## begin RECORDS

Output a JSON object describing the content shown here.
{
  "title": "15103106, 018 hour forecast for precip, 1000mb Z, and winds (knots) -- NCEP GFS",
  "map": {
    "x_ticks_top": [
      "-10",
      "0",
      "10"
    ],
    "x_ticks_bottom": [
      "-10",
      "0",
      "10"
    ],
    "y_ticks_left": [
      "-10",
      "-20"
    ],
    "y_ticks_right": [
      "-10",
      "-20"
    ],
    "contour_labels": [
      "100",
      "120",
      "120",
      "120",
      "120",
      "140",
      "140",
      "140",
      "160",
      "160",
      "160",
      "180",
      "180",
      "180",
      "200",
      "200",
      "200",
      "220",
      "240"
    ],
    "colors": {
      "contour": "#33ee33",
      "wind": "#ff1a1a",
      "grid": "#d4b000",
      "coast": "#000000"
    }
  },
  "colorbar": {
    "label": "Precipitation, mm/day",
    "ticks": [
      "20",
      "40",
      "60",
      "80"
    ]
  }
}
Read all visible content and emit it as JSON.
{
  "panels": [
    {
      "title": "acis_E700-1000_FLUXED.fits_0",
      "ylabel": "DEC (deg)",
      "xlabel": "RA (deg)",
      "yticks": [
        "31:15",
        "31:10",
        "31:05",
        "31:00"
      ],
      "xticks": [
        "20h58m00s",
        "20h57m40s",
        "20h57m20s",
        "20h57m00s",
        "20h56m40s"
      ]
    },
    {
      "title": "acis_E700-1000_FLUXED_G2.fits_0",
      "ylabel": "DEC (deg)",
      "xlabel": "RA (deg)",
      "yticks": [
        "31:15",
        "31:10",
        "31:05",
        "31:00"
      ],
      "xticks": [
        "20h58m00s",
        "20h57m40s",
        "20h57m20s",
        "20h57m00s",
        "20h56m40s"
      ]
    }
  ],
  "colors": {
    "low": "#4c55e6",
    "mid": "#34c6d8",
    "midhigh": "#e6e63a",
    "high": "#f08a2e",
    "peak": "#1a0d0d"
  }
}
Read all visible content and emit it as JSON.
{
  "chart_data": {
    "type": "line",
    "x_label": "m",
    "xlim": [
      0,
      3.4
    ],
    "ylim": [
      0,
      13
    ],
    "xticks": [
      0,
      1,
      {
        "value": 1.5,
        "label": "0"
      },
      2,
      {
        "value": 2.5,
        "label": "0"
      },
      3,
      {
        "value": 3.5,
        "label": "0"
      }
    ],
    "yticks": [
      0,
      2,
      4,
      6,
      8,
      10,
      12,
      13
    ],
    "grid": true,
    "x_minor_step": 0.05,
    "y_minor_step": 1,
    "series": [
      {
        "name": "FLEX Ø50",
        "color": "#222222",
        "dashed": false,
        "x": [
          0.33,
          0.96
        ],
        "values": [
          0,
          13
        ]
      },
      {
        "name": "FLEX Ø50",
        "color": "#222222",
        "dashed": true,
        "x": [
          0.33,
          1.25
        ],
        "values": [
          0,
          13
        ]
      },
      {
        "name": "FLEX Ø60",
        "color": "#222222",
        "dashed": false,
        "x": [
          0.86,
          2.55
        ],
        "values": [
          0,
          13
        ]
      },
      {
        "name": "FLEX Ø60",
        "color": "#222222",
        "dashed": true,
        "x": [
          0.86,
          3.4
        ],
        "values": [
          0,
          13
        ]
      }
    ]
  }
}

## end RECORDS

WHAT THE TASK REQUIRES: From the records above, extract everything verbatim.

WRITTEN REPLY:
Output a JSON object describing the content shown here.
{
  "title": "15103106, 018 hour forecast for precip, 1000mb Z, and winds (knots) -- NCEP GFS",
  "map": {
    "x_ticks_top": [
      "-10",
      "0",
      "10"
    ],
    "x_ticks_bottom": [
      "-10",
      "0",
      "10"
    ],
    "y_ticks_left": [
      "-10",
      "-20"
    ],
    "y_ticks_right": [
      "-10",
      "-20"
    ],
    "contour_labels": [
      "100",
      "120",
      "120",
      "120",
      "120",
      "140",
      "140",
      "140",
      "160",
      "160",
      "160",
      "180",
      "180",
      "180",
      "200",
      "200",
      "200",
      "220",
      "240"
    ],
    "colors": {
      "contour": "#33ee33",
      "wind": "#ff1a1a",
      "grid": "#d4b000",
      "coast": "#000000"
    }
  },
  "colorbar": {
    "label": "Precipitation, mm/day",
    "ticks": [
      "20",
      "40",
      "60",
      "80"
    ]
  }
}
Read all visible content and emit it as JSON.
{
  "panels": [
    {
      "title": "acis_E700-1000_FLUXED.fits_0",
      "ylabel": "DEC (deg)",
      "xlabel": "RA (deg)",
      "yticks": [
        "31:15",
        "31:10",
        "31:05",
        "31:00"
      ],
      "xticks": [
        "20h58m00s",
        "20h57m40s",
        "20h57m20s",
        "20h57m00s",
        "20h56m40s"
      ]
    },
    {
      "title": "acis_E700-1000_FLUXED_G2.fits_0",
      "ylabel": "DEC (deg)",
      "xlabel": "RA (deg)",
      "yticks": [
        "31:15",
        "31:10",
        "31:05",
        "31:00"
      ],
      "xticks": [
        "20h58m00s",
        "20h57m40s",
        "20h57m20s",
        "20h57m00s",
        "20h56m40s"
      ]
    }
  ],
  "colors": {
    "low": "#4c55e6",
    "mid": "#34c6d8",
    "midhigh": "#e6e63a",
    "high": "#f08a2e",
    "peak": "#1a0d0d"
  }
}
Read all visible content and emit it as JSON.
{
  "chart_data": {
    "type": "line",
    "x_label": "m",
    "xlim": [
      0,
      3.4
    ],
    "ylim": [
      0,
      13
    ],
    "xticks": [
      0,
      1,
      {
        "value": 1.5,
        "label": "0"
      },
      2,
      {
        "value": 2.5,
        "label": "0"
      },
      3,
      {
        "value": 3.5,
        "label": "0"
      }
    ],
    "yticks": [
      0,
      2,
      4,
      6,
      8,
      10,
      12,
      13
    ],
    "grid": true,
    "x_minor_step": 0.05,
    "y_minor_step": 1,
    "series": [
      {
        "name": "FLEX Ø50",
        "color": "#222222",
        "dashed": false,
        "x": [
          0.33,
          0.96
        ],
        "values": [
          0,
          13
        ]
      },
      {
        "name": "FLEX Ø50",
        "color": "#222222",
        "dashed": true,
        "x": [
          0.33,
          1.25
        ],
        "values": [
          0,
          13
        ]
      },
      {
        "name": "FLEX Ø60",
        "color": "#222222",
        "dashed": false,
        "x": [
          0.86,
          2.55
        ],
        "values": [
          0,
          13
        ]
      },
      {
        "name": "FLEX Ø60",
        "color": "#222222",
        "dashed": true,
        "x": [
          0.86,
          3.4
        ],
        "values": [
          0,
          13
        ]
      }
    ]
  }
}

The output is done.